TASK OBJECTIVE:
Rename every "currency-unit" in the data below to "price-unit" and write all the lines out again with nothing else altered. Omit the pictures from your copy.

Image region annotations:
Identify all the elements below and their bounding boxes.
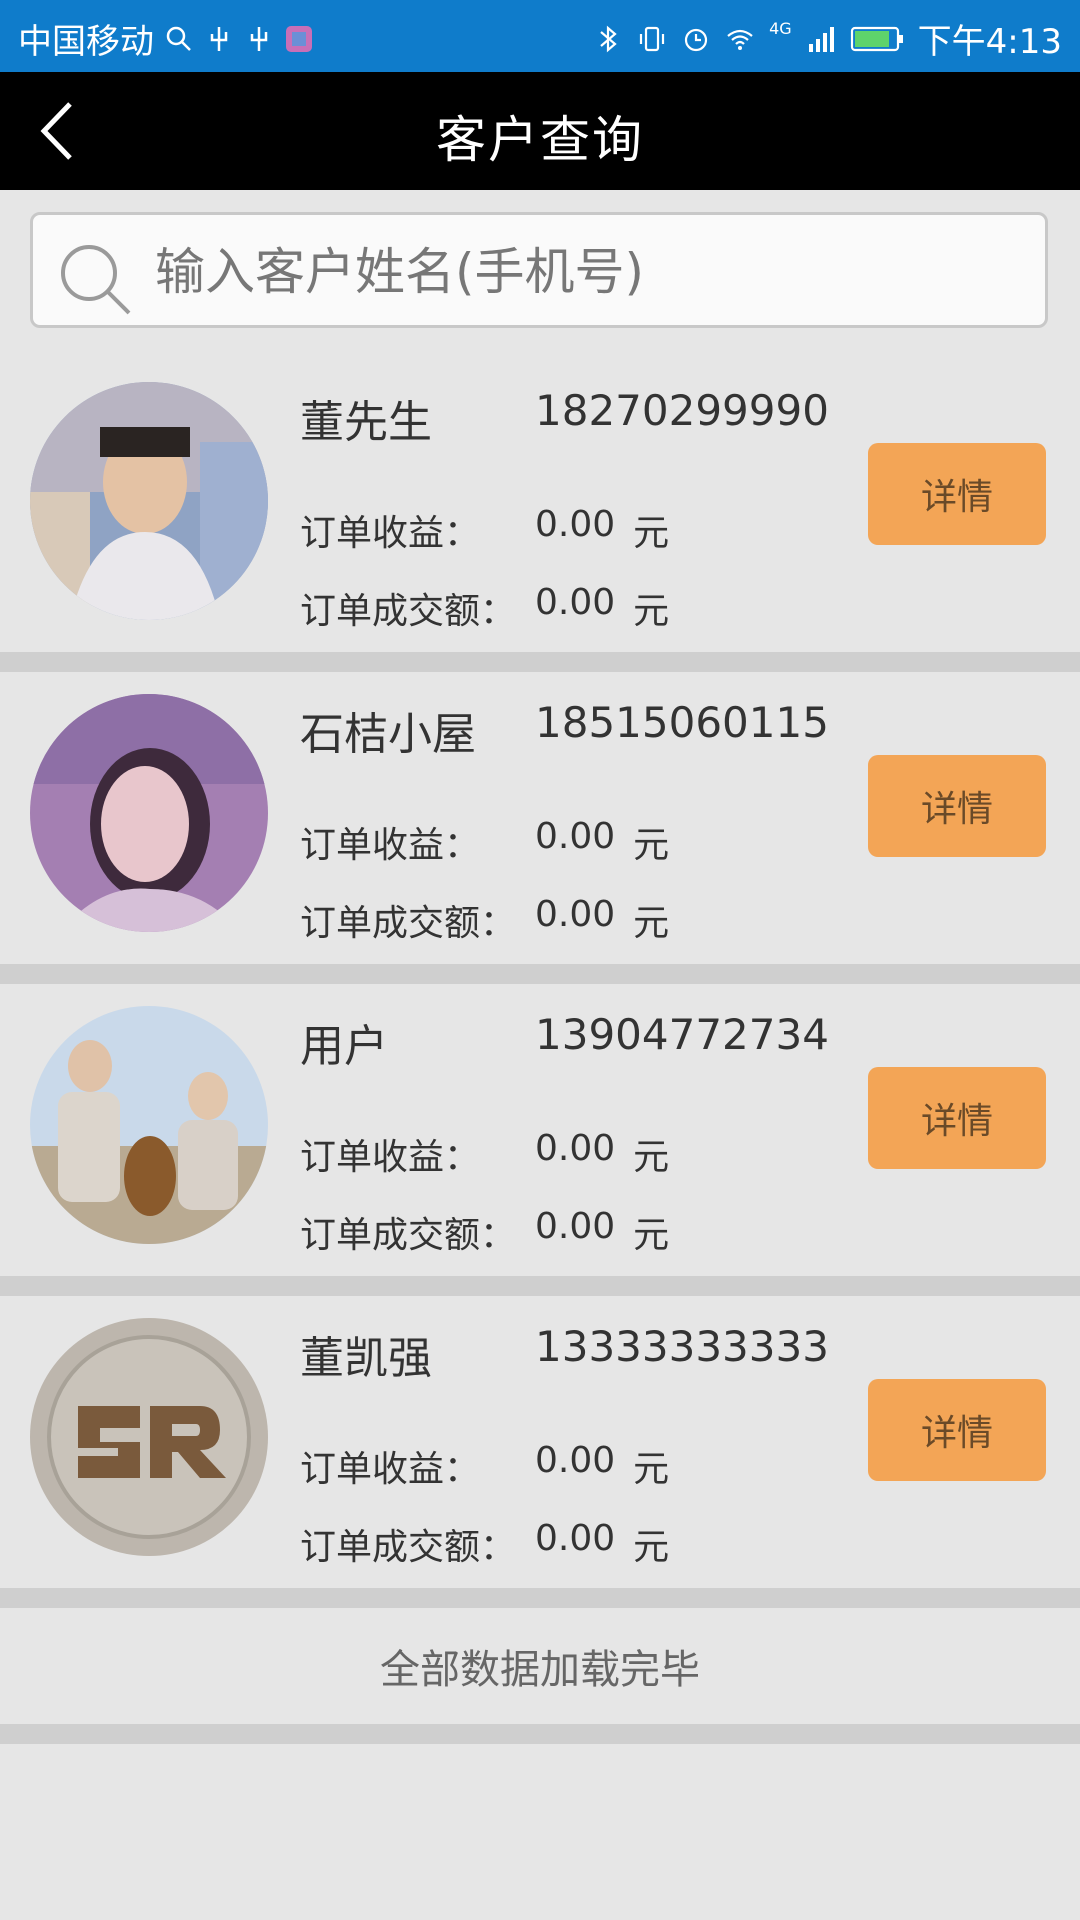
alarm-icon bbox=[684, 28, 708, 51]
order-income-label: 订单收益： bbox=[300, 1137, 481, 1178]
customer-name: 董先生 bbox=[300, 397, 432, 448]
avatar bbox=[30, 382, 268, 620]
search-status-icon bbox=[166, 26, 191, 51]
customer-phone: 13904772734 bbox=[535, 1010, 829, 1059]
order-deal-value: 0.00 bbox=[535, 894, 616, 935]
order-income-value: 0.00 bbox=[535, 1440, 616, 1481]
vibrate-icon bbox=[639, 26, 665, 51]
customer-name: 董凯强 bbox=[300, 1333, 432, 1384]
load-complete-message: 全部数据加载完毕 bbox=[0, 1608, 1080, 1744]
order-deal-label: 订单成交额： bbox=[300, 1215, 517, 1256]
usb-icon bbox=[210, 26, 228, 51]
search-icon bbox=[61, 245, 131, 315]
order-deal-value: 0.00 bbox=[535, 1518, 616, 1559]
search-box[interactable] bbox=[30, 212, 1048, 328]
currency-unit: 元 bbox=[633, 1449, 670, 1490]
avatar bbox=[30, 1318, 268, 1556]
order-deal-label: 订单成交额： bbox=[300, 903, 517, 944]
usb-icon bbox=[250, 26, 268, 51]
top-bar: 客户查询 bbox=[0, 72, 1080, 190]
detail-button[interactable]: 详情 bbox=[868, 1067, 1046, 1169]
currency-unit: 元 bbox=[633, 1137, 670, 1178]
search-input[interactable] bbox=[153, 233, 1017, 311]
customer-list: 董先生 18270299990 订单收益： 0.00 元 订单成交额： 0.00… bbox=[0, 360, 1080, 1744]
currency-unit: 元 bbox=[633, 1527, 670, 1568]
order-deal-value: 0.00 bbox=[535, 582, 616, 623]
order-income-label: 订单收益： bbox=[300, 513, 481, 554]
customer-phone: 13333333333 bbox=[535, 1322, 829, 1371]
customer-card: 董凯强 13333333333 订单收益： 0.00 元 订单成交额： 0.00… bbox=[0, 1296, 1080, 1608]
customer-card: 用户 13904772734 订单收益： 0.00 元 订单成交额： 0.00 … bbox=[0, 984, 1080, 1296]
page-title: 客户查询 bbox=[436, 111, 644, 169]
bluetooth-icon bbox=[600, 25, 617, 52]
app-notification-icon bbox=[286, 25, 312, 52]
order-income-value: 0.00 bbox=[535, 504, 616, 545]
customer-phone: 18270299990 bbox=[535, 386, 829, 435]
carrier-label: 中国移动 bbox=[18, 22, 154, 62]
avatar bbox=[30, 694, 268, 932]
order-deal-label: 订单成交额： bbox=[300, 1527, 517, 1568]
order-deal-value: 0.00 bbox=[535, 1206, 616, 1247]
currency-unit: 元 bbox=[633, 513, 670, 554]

THE RESULT:
Identify all the elements below and their bounding boxes.
alarm-icon bbox=[684, 28, 708, 51]
order-income-label: 订单收益： bbox=[300, 1137, 481, 1178]
customer-name: 董先生 bbox=[300, 397, 432, 448]
avatar bbox=[30, 382, 268, 620]
search-status-icon bbox=[166, 26, 191, 51]
customer-phone: 13904772734 bbox=[535, 1010, 829, 1059]
order-deal-value: 0.00 bbox=[535, 894, 616, 935]
order-income-value: 0.00 bbox=[535, 1440, 616, 1481]
vibrate-icon bbox=[639, 26, 665, 51]
customer-name: 董凯强 bbox=[300, 1333, 432, 1384]
load-complete-message: 全部数据加载完毕 bbox=[0, 1608, 1080, 1744]
order-deal-label: 订单成交额： bbox=[300, 1215, 517, 1256]
usb-icon bbox=[210, 26, 228, 51]
search-icon bbox=[61, 245, 131, 315]
order-deal-value: 0.00 bbox=[535, 1518, 616, 1559]
search-box[interactable] bbox=[30, 212, 1048, 328]
price-unit: 元 bbox=[633, 1449, 670, 1490]
avatar bbox=[30, 1318, 268, 1556]
order-deal-label: 订单成交额： bbox=[300, 903, 517, 944]
usb-icon bbox=[250, 26, 268, 51]
top-bar: 客户查询 bbox=[0, 72, 1080, 190]
detail-button[interactable]: 详情 bbox=[868, 1067, 1046, 1169]
price-unit: 元 bbox=[633, 1137, 670, 1178]
search-input[interactable] bbox=[153, 233, 1017, 311]
customer-list: 董先生 18270299990 订单收益： 0.00 元 订单成交额： 0.00… bbox=[0, 360, 1080, 1744]
price-unit: 元 bbox=[633, 1527, 670, 1568]
order-deal-value: 0.00 bbox=[535, 582, 616, 623]
order-income-label: 订单收益： bbox=[300, 513, 481, 554]
customer-phone: 13333333333 bbox=[535, 1322, 829, 1371]
customer-card: 董凯强 13333333333 订单收益： 0.00 元 订单成交额： 0.00… bbox=[0, 1296, 1080, 1608]
customer-card: 用户 13904772734 订单收益： 0.00 元 订单成交额： 0.00 … bbox=[0, 984, 1080, 1296]
page-title: 客户查询 bbox=[436, 111, 644, 169]
bluetooth-icon bbox=[600, 25, 617, 52]
app-notification-icon bbox=[286, 25, 312, 52]
order-income-value: 0.00 bbox=[535, 504, 616, 545]
customer-phone: 18270299990 bbox=[535, 386, 829, 435]
carrier-label: 中国移动 bbox=[18, 22, 154, 62]
avatar bbox=[30, 694, 268, 932]
order-deal-label: 订单成交额： bbox=[300, 1527, 517, 1568]
order-deal-value: 0.00 bbox=[535, 1206, 616, 1247]
price-unit: 元 bbox=[633, 513, 670, 554]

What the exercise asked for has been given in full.